■ **Written task**
Give back the full listing, character for character, with no pictures.

■ **Task input**
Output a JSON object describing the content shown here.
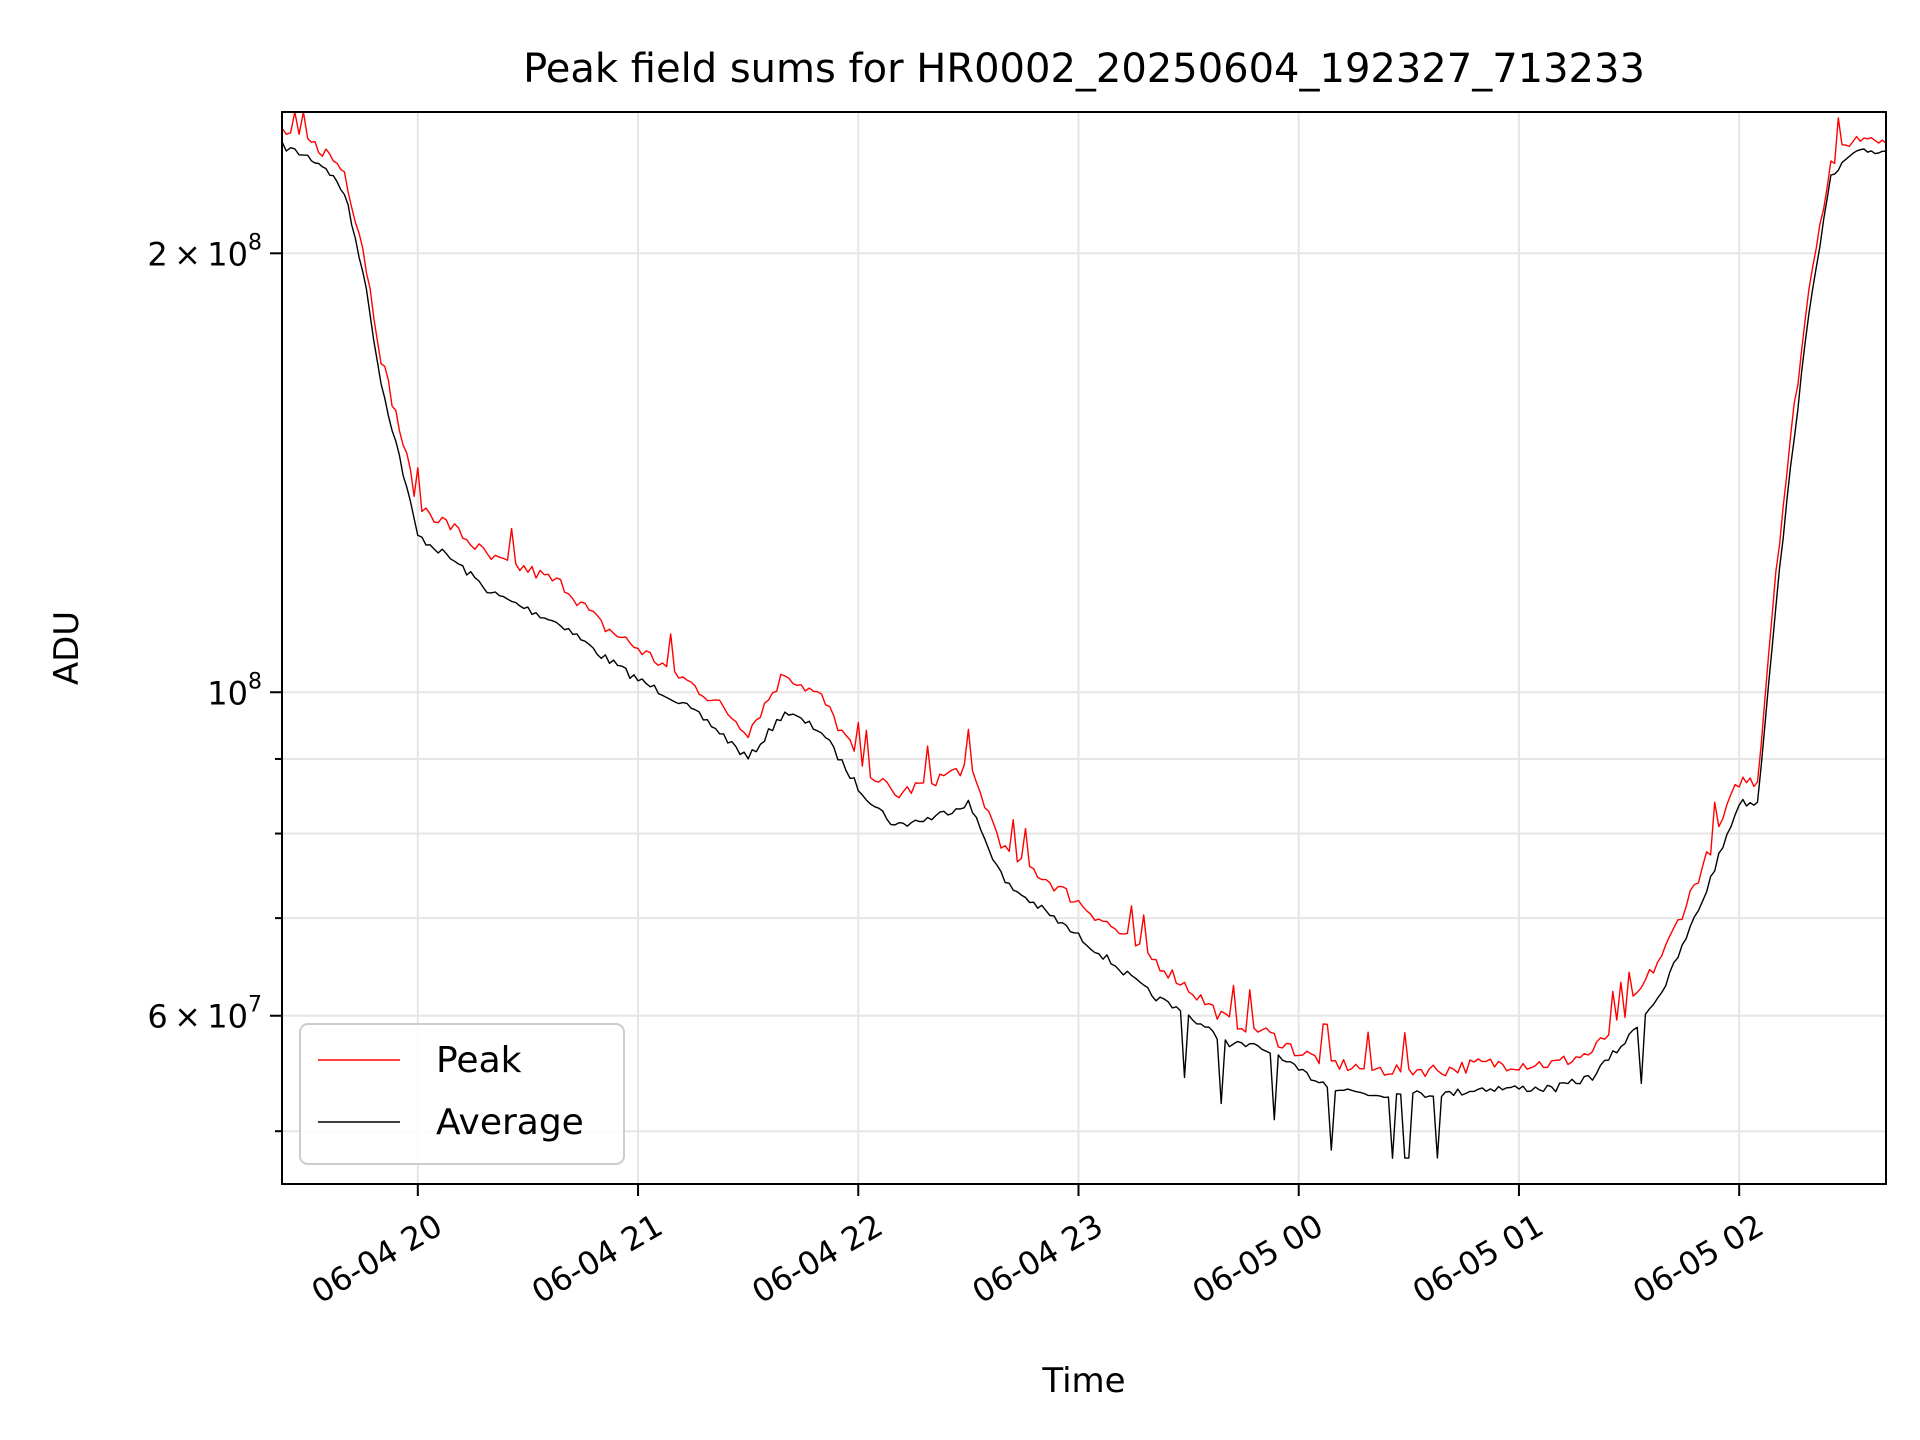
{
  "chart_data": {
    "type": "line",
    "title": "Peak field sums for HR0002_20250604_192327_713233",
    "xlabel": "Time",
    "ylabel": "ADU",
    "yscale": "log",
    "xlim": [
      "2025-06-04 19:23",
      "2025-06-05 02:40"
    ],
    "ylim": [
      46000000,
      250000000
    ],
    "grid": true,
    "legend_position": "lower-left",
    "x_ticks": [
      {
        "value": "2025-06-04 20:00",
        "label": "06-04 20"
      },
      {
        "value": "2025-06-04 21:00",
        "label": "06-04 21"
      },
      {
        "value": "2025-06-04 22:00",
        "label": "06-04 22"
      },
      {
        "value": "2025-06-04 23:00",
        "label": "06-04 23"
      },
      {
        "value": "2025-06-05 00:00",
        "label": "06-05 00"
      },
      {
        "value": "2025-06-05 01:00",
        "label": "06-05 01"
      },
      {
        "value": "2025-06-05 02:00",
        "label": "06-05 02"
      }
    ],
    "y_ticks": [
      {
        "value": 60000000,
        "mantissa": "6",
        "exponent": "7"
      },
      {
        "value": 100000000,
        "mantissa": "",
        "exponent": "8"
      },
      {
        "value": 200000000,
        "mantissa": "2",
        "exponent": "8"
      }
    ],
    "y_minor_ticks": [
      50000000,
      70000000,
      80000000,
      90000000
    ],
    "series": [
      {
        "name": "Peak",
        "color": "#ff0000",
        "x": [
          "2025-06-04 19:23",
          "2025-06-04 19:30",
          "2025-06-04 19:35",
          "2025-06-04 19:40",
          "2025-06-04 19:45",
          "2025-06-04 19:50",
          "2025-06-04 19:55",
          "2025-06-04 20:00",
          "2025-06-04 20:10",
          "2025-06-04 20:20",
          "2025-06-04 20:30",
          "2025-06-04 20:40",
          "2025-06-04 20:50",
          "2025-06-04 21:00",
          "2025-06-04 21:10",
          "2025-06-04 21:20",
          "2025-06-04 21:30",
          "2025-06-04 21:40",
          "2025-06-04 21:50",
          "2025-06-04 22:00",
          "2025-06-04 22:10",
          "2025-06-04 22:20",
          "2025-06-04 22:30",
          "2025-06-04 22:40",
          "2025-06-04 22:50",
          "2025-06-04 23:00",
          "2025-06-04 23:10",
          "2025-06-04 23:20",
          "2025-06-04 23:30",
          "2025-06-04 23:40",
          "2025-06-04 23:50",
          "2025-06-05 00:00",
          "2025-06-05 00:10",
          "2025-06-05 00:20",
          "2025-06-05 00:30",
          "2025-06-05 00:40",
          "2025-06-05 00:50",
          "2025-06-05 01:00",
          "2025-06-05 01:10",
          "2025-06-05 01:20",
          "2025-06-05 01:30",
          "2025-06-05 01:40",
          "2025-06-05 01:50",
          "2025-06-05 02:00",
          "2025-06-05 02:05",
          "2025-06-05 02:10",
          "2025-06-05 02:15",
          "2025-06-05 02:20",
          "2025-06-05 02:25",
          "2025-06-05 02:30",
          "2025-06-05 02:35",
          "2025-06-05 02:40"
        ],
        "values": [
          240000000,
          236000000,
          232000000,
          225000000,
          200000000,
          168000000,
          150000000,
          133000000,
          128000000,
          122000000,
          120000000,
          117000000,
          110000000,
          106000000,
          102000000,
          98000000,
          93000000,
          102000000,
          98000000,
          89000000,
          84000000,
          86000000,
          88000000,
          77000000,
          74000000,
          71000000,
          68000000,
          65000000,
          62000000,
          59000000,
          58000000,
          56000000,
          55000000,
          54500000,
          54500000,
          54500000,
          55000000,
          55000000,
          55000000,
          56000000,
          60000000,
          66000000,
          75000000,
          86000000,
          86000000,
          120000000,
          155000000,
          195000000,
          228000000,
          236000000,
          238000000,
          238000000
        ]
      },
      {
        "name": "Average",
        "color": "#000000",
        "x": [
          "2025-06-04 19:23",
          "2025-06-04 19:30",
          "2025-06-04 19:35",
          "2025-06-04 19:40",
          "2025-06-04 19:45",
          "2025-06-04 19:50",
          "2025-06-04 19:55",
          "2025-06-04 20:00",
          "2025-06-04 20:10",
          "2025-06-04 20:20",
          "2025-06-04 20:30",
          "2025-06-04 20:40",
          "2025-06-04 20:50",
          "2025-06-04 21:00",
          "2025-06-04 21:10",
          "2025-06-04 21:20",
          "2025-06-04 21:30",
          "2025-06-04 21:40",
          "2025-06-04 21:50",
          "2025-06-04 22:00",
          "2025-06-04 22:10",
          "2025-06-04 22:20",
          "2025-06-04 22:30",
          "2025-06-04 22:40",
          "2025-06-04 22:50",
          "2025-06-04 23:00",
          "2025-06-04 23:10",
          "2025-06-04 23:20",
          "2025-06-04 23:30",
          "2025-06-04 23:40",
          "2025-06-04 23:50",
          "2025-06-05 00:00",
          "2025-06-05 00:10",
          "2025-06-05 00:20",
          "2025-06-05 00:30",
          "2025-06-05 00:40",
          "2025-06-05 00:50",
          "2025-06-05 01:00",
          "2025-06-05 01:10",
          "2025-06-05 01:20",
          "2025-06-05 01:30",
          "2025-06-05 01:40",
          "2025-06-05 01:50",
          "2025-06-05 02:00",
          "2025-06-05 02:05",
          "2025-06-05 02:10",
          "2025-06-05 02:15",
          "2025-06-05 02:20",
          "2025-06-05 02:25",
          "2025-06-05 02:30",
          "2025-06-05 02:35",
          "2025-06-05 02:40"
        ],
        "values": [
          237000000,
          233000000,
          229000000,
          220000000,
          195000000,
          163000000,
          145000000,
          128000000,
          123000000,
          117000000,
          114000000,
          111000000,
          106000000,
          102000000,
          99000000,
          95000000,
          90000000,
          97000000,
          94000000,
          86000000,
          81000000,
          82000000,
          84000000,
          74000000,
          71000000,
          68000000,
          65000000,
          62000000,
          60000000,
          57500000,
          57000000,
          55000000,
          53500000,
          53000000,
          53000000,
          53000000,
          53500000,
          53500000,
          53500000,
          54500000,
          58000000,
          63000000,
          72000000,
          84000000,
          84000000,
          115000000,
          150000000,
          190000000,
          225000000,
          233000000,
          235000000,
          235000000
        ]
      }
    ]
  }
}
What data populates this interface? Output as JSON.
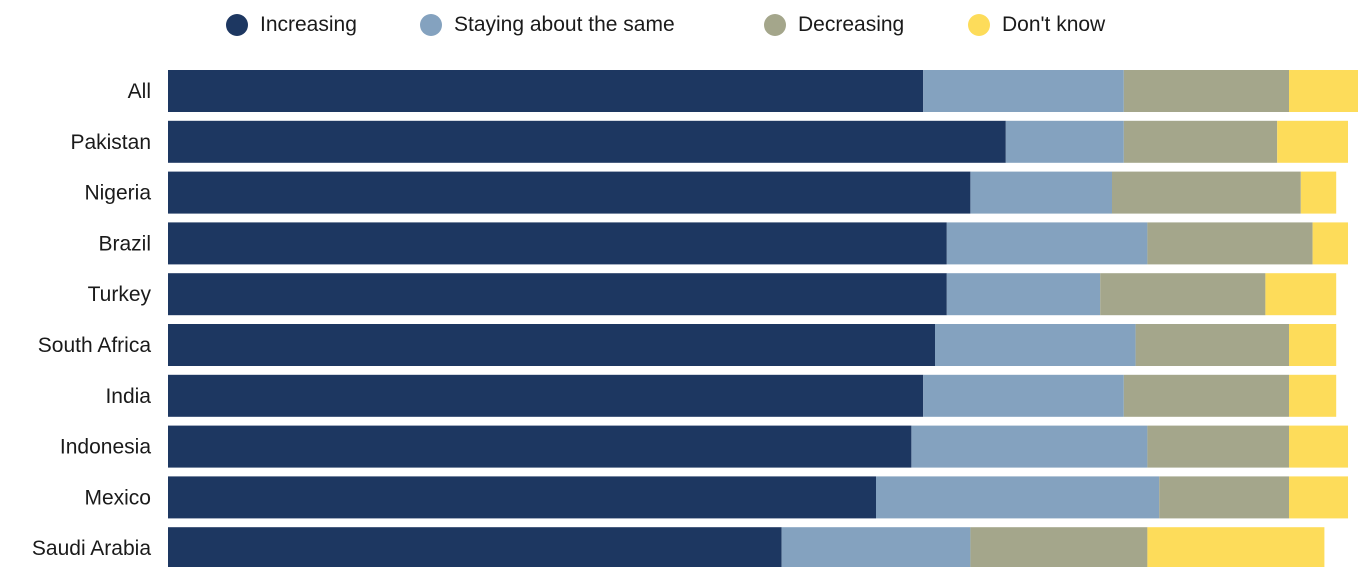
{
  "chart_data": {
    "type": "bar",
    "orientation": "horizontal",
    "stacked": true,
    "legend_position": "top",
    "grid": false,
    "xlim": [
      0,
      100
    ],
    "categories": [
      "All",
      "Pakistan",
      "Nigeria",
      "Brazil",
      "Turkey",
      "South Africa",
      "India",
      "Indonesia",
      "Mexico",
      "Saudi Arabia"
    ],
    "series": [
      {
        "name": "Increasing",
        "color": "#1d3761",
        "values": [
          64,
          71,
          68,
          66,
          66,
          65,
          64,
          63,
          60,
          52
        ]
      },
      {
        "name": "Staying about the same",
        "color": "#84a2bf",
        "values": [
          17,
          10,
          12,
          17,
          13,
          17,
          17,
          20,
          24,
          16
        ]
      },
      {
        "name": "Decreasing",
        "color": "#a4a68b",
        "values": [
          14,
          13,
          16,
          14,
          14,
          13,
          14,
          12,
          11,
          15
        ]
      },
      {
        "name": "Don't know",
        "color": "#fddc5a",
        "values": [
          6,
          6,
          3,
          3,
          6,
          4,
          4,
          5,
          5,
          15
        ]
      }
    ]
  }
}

■ **Finished answer**
Output a JSON object describing the content shown here.
{
  "chart_data": {
    "type": "line",
    "title": "Peak field sums for HR0002_20250604_192327_713233",
    "xlabel": "Time",
    "ylabel": "ADU",
    "yscale": "log",
    "xlim": [
      "2025-06-04 19:23",
      "2025-06-05 02:40"
    ],
    "ylim": [
      46000000,
      250000000
    ],
    "grid": true,
    "legend_position": "lower-left",
    "x_ticks": [
      {
        "value": "2025-06-04 20:00",
        "label": "06-04 20"
      },
      {
        "value": "2025-06-04 21:00",
        "label": "06-04 21"
      },
      {
        "value": "2025-06-04 22:00",
        "label": "06-04 22"
      },
      {
        "value": "2025-06-04 23:00",
        "label": "06-04 23"
      },
      {
        "value": "2025-06-05 00:00",
        "label": "06-05 00"
      },
      {
        "value": "2025-06-05 01:00",
        "label": "06-05 01"
      },
      {
        "value": "2025-06-05 02:00",
        "label": "06-05 02"
      }
    ],
    "y_ticks": [
      {
        "value": 60000000,
        "mantissa": "6",
        "exponent": "7"
      },
      {
        "value": 100000000,
        "mantissa": "",
        "exponent": "8"
      },
      {
        "value": 200000000,
        "mantissa": "2",
        "exponent": "8"
      }
    ],
    "y_minor_ticks": [
      50000000,
      70000000,
      80000000,
      90000000
    ],
    "series": [
      {
        "name": "Peak",
        "color": "#ff0000",
        "x": [
          "2025-06-04 19:23",
          "2025-06-04 19:30",
          "2025-06-04 19:35",
          "2025-06-04 19:40",
          "2025-06-04 19:45",
          "2025-06-04 19:50",
          "2025-06-04 19:55",
          "2025-06-04 20:00",
          "2025-06-04 20:10",
          "2025-06-04 20:20",
          "2025-06-04 20:30",
          "2025-06-04 20:40",
          "2025-06-04 20:50",
          "2025-06-04 21:00",
          "2025-06-04 21:10",
          "2025-06-04 21:20",
          "2025-06-04 21:30",
          "2025-06-04 21:40",
          "2025-06-04 21:50",
          "2025-06-04 22:00",
          "2025-06-04 22:10",
          "2025-06-04 22:20",
          "2025-06-04 22:30",
          "2025-06-04 22:40",
          "2025-06-04 22:50",
          "2025-06-04 23:00",
          "2025-06-04 23:10",
          "2025-06-04 23:20",
          "2025-06-04 23:30",
          "2025-06-04 23:40",
          "2025-06-04 23:50",
          "2025-06-05 00:00",
          "2025-06-05 00:10",
          "2025-06-05 00:20",
          "2025-06-05 00:30",
          "2025-06-05 00:40",
          "2025-06-05 00:50",
          "2025-06-05 01:00",
          "2025-06-05 01:10",
          "2025-06-05 01:20",
          "2025-06-05 01:30",
          "2025-06-05 01:40",
          "2025-06-05 01:50",
          "2025-06-05 02:00",
          "2025-06-05 02:05",
          "2025-06-05 02:10",
          "2025-06-05 02:15",
          "2025-06-05 02:20",
          "2025-06-05 02:25",
          "2025-06-05 02:30",
          "2025-06-05 02:35",
          "2025-06-05 02:40"
        ],
        "values": [
          240000000,
          236000000,
          232000000,
          225000000,
          200000000,
          168000000,
          150000000,
          133000000,
          128000000,
          122000000,
          120000000,
          117000000,
          110000000,
          106000000,
          102000000,
          98000000,
          93000000,
          102000000,
          98000000,
          89000000,
          84000000,
          86000000,
          88000000,
          77000000,
          74000000,
          71000000,
          68000000,
          65000000,
          62000000,
          59000000,
          58000000,
          56000000,
          55000000,
          54500000,
          54500000,
          54500000,
          55000000,
          55000000,
          55000000,
          56000000,
          60000000,
          66000000,
          75000000,
          86000000,
          86000000,
          120000000,
          155000000,
          195000000,
          228000000,
          236000000,
          238000000,
          238000000
        ]
      },
      {
        "name": "Average",
        "color": "#000000",
        "x": [
          "2025-06-04 19:23",
          "2025-06-04 19:30",
          "2025-06-04 19:35",
          "2025-06-04 19:40",
          "2025-06-04 19:45",
          "2025-06-04 19:50",
          "2025-06-04 19:55",
          "2025-06-04 20:00",
          "2025-06-04 20:10",
          "2025-06-04 20:20",
          "2025-06-04 20:30",
          "2025-06-04 20:40",
          "2025-06-04 20:50",
          "2025-06-04 21:00",
          "2025-06-04 21:10",
          "2025-06-04 21:20",
          "2025-06-04 21:30",
          "2025-06-04 21:40",
          "2025-06-04 21:50",
          "2025-06-04 22:00",
          "2025-06-04 22:10",
          "2025-06-04 22:20",
          "2025-06-04 22:30",
          "2025-06-04 22:40",
          "2025-06-04 22:50",
          "2025-06-04 23:00",
          "2025-06-04 23:10",
          "2025-06-04 23:20",
          "2025-06-04 23:30",
          "2025-06-04 23:40",
          "2025-06-04 23:50",
          "2025-06-05 00:00",
          "2025-06-05 00:10",
          "2025-06-05 00:20",
          "2025-06-05 00:30",
          "2025-06-05 00:40",
          "2025-06-05 00:50",
          "2025-06-05 01:00",
          "2025-06-05 01:10",
          "2025-06-05 01:20",
          "2025-06-05 01:30",
          "2025-06-05 01:40",
          "2025-06-05 01:50",
          "2025-06-05 02:00",
          "2025-06-05 02:05",
          "2025-06-05 02:10",
          "2025-06-05 02:15",
          "2025-06-05 02:20",
          "2025-06-05 02:25",
          "2025-06-05 02:30",
          "2025-06-05 02:35",
          "2025-06-05 02:40"
        ],
        "values": [
          237000000,
          233000000,
          229000000,
          220000000,
          195000000,
          163000000,
          145000000,
          128000000,
          123000000,
          117000000,
          114000000,
          111000000,
          106000000,
          102000000,
          99000000,
          95000000,
          90000000,
          97000000,
          94000000,
          86000000,
          81000000,
          82000000,
          84000000,
          74000000,
          71000000,
          68000000,
          65000000,
          62000000,
          60000000,
          57500000,
          57000000,
          55000000,
          53500000,
          53000000,
          53000000,
          53000000,
          53500000,
          53500000,
          53500000,
          54500000,
          58000000,
          63000000,
          72000000,
          84000000,
          84000000,
          115000000,
          150000000,
          190000000,
          225000000,
          233000000,
          235000000,
          235000000
        ]
      }
    ]
  }
}
What data populates this interface? Output as JSON.
{
  "chart_data": {
    "type": "bar",
    "orientation": "horizontal",
    "stacked": true,
    "legend_position": "top",
    "grid": false,
    "xlim": [
      0,
      100
    ],
    "categories": [
      "All",
      "Pakistan",
      "Nigeria",
      "Brazil",
      "Turkey",
      "South Africa",
      "India",
      "Indonesia",
      "Mexico",
      "Saudi Arabia"
    ],
    "series": [
      {
        "name": "Increasing",
        "color": "#1d3761",
        "values": [
          64,
          71,
          68,
          66,
          66,
          65,
          64,
          63,
          60,
          52
        ]
      },
      {
        "name": "Staying about the same",
        "color": "#84a2bf",
        "values": [
          17,
          10,
          12,
          17,
          13,
          17,
          17,
          20,
          24,
          16
        ]
      },
      {
        "name": "Decreasing",
        "color": "#a4a68b",
        "values": [
          14,
          13,
          16,
          14,
          14,
          13,
          14,
          12,
          11,
          15
        ]
      },
      {
        "name": "Don't know",
        "color": "#fddc5a",
        "values": [
          6,
          6,
          3,
          3,
          6,
          4,
          4,
          5,
          5,
          15
        ]
      }
    ]
  }
}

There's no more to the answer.